### MATERIAL:
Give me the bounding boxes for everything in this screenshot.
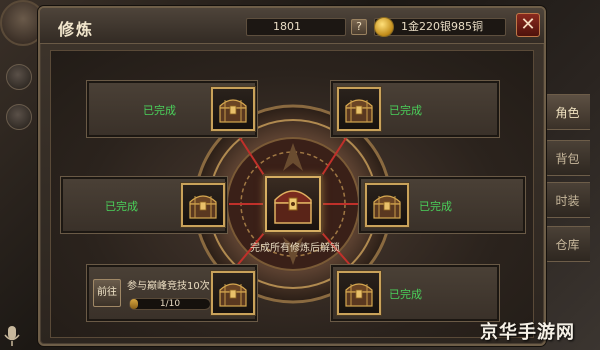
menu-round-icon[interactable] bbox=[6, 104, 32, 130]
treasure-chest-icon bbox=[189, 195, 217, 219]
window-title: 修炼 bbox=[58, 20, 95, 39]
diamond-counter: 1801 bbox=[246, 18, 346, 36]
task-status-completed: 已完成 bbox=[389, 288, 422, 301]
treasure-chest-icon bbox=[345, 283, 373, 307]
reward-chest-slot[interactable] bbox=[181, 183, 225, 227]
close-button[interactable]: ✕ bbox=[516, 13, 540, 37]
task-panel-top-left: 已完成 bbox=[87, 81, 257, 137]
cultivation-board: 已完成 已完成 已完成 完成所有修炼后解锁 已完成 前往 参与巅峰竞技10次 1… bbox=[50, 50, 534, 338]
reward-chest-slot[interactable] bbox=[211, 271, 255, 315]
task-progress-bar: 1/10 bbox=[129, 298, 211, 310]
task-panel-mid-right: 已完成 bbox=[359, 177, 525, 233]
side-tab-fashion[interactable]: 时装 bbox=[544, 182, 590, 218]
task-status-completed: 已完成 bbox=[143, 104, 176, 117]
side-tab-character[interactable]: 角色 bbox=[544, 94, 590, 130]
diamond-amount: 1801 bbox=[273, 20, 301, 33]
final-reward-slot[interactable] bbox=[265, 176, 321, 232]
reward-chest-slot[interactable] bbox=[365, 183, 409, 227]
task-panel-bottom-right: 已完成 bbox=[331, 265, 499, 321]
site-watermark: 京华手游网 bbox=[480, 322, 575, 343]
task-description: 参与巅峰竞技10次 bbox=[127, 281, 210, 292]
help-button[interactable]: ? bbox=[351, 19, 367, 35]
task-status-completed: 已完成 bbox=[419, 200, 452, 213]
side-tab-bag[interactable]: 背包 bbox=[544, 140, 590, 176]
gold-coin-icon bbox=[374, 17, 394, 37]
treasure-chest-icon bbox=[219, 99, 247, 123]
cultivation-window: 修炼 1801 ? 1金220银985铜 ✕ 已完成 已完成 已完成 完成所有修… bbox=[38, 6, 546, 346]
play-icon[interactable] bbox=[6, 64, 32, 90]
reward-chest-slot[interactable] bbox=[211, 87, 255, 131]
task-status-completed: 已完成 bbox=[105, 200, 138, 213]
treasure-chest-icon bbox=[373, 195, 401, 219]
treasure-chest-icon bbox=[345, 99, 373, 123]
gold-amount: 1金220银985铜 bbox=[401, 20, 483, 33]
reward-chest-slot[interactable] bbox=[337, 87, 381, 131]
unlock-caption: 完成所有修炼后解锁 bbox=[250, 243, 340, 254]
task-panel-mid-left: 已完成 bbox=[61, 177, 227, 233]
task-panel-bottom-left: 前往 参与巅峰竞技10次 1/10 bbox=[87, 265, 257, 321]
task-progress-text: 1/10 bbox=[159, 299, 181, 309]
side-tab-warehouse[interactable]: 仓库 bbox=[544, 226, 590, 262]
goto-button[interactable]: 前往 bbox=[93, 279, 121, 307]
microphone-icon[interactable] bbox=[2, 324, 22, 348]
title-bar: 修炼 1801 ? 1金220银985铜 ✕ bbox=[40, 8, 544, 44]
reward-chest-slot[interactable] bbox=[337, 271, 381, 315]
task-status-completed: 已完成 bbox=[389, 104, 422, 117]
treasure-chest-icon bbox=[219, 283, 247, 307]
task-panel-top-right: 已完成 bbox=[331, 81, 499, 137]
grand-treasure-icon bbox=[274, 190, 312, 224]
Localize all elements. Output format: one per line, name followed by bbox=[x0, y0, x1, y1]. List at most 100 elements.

==

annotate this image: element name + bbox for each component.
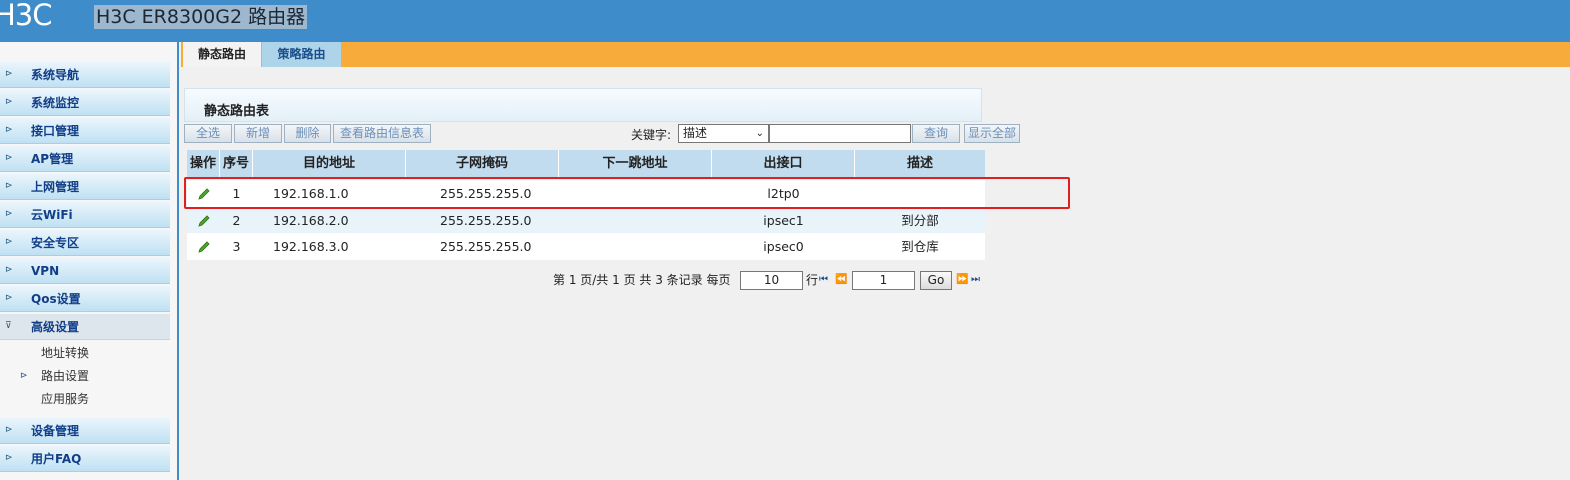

### THE EXERCISE:
Reproduce, without alteration, the lines of the records above, starting with the line that contains "Give me the" and going on through the line that contains "task-description: 参与巅峰竞技10次 bbox=[127, 281, 210, 292]". Leave the pictures out of your answer.

### EXERCISE RESULT:
Give me the bounding boxes for everything in this screenshot.
menu-round-icon[interactable] bbox=[6, 104, 32, 130]
treasure-chest-icon bbox=[189, 195, 217, 219]
window-title: 修炼 bbox=[58, 20, 95, 39]
diamond-counter: 1801 bbox=[246, 18, 346, 36]
task-status-completed: 已完成 bbox=[389, 288, 422, 301]
treasure-chest-icon bbox=[345, 283, 373, 307]
reward-chest-slot[interactable] bbox=[181, 183, 225, 227]
close-button[interactable]: ✕ bbox=[516, 13, 540, 37]
task-panel-top-left: 已完成 bbox=[87, 81, 257, 137]
cultivation-board: 已完成 已完成 已完成 完成所有修炼后解锁 已完成 前往 参与巅峰竞技10次 1… bbox=[50, 50, 534, 338]
reward-chest-slot[interactable] bbox=[211, 271, 255, 315]
task-progress-bar: 1/10 bbox=[129, 298, 211, 310]
task-panel-mid-right: 已完成 bbox=[359, 177, 525, 233]
side-tab-fashion[interactable]: 时装 bbox=[544, 182, 590, 218]
task-status-completed: 已完成 bbox=[143, 104, 176, 117]
side-tab-character[interactable]: 角色 bbox=[544, 94, 590, 130]
diamond-amount: 1801 bbox=[273, 20, 301, 33]
final-reward-slot[interactable] bbox=[265, 176, 321, 232]
reward-chest-slot[interactable] bbox=[365, 183, 409, 227]
task-panel-bottom-right: 已完成 bbox=[331, 265, 499, 321]
site-watermark: 京华手游网 bbox=[480, 322, 575, 343]
task-description: 参与巅峰竞技10次 bbox=[127, 281, 210, 292]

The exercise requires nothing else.